● **Records from a collection**:

···

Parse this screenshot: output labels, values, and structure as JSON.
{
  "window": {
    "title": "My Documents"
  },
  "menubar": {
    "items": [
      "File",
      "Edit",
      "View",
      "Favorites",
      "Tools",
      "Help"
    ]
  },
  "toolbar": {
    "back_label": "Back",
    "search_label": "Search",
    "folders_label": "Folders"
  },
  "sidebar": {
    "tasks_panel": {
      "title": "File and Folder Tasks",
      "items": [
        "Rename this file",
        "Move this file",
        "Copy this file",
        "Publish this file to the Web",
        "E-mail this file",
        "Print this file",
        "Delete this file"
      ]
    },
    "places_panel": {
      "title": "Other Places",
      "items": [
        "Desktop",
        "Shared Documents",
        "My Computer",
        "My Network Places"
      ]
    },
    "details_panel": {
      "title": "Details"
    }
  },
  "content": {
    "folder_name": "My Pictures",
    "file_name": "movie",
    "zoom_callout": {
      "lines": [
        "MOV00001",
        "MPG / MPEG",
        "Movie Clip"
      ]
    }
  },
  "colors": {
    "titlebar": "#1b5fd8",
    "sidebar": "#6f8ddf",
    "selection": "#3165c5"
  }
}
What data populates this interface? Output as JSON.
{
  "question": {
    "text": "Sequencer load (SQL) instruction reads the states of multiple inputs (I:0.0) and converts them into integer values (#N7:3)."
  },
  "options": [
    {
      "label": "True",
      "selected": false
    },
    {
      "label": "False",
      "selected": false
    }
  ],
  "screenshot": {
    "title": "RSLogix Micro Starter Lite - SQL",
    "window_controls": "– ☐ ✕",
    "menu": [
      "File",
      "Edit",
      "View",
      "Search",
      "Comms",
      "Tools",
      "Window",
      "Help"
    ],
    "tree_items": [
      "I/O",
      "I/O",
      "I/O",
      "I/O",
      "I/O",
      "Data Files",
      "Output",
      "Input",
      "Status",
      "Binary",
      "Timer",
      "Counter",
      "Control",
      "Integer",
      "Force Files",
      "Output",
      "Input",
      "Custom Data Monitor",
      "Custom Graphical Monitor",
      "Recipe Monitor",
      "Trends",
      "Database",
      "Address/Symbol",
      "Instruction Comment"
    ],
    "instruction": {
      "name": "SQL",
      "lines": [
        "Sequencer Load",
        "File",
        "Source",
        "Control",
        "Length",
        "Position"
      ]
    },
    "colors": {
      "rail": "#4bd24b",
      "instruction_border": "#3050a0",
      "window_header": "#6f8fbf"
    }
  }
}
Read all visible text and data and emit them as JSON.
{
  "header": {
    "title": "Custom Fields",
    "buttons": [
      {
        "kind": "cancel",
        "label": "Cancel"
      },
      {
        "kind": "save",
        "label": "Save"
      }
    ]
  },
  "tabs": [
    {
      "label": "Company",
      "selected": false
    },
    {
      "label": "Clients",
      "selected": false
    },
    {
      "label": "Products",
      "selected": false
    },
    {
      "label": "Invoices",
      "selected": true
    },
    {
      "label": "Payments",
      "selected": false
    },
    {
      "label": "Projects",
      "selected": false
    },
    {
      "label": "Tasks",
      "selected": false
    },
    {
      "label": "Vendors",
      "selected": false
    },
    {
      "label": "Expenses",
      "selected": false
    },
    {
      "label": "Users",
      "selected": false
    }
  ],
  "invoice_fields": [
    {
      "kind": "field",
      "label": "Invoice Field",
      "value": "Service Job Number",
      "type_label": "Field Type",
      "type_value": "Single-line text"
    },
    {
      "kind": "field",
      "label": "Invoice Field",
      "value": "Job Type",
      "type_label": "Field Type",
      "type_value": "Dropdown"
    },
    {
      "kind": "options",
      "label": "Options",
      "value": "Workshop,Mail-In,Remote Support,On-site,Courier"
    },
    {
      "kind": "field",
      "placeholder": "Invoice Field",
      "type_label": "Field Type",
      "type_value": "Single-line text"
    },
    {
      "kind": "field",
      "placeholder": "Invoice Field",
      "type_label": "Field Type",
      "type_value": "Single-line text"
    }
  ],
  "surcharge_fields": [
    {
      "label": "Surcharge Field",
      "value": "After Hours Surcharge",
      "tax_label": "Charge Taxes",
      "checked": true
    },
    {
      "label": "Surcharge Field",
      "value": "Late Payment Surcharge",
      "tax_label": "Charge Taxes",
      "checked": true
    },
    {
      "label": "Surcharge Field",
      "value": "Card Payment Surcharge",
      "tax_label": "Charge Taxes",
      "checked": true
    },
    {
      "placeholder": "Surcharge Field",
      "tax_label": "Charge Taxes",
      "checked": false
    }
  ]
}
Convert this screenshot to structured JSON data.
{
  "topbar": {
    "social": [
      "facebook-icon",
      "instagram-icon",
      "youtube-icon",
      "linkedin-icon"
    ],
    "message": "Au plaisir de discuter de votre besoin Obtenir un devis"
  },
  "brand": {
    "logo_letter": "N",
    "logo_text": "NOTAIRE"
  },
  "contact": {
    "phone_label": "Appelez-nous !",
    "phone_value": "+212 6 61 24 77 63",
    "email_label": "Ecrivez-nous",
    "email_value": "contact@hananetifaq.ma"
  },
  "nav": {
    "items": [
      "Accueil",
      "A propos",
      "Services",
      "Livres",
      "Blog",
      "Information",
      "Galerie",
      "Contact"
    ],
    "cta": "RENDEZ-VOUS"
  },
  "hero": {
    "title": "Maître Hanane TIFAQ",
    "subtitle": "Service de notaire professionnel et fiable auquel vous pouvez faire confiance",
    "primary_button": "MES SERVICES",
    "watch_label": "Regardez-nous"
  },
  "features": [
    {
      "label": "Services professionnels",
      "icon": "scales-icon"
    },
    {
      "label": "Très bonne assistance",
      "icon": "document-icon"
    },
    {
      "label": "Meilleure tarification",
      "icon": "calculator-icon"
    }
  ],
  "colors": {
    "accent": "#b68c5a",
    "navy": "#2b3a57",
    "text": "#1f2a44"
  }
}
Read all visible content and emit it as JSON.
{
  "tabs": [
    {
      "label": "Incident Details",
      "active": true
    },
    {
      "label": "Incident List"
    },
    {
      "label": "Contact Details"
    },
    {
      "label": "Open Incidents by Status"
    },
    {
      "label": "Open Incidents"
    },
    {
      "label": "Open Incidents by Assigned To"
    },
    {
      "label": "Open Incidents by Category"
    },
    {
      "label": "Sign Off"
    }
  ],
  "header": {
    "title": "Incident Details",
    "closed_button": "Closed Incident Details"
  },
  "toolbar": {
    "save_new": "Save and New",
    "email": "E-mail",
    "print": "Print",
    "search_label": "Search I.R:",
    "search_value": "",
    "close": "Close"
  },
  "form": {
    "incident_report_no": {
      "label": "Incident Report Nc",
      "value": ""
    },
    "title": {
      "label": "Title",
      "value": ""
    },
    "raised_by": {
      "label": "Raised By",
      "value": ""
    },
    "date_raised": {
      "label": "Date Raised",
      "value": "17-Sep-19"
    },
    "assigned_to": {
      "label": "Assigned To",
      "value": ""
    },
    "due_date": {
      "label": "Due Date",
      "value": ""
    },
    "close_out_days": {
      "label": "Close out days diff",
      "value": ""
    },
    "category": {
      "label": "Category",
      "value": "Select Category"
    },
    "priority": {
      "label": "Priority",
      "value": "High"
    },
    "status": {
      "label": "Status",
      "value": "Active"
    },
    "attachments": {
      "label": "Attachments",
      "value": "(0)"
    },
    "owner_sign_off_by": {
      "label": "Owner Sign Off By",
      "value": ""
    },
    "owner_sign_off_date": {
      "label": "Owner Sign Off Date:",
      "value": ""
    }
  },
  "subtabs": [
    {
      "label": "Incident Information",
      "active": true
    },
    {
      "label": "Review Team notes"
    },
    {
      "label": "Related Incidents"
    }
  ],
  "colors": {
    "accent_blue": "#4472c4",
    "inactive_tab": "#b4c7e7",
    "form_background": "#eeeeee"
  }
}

···

● **PROBLEM TO SOLVE**: Extract every line that has the string "emit" in it.

● **RESULT OF THIS EXERCISE**:
Read all visible text and data and emit them as JSON.
Read all visible content and emit it as JSON.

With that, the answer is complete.